## Instructions for the task:
Only lines containing the string "axis" belong in the answer; find them in the records and copy them.
· · · · ·
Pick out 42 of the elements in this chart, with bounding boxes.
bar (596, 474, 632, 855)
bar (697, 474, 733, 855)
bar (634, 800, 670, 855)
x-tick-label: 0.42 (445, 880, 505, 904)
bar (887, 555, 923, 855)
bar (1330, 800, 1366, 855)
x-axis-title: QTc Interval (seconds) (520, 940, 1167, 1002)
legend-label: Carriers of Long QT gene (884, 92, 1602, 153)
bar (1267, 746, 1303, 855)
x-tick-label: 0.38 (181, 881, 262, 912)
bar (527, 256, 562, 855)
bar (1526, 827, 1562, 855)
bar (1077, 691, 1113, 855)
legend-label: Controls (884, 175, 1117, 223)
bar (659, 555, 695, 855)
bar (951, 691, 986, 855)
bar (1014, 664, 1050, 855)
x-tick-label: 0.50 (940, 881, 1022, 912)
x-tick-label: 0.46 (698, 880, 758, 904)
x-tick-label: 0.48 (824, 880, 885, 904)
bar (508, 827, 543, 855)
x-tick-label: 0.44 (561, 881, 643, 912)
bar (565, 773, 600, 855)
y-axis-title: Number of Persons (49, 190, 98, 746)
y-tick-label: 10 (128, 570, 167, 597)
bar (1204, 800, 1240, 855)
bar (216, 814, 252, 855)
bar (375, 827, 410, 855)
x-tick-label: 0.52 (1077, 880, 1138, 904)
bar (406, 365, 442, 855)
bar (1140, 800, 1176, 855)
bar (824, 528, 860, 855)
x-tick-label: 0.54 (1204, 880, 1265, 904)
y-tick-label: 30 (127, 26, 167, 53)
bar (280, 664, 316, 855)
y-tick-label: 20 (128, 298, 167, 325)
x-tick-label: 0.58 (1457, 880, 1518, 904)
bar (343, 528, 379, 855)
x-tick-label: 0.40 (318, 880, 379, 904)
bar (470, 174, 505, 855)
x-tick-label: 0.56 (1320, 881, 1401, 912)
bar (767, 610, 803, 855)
· · · · ·
## Response to the exercise:
x-axis-title: QTc Interval (seconds) (520, 940, 1167, 1002)
y-axis-title: Number of Persons (49, 190, 98, 746)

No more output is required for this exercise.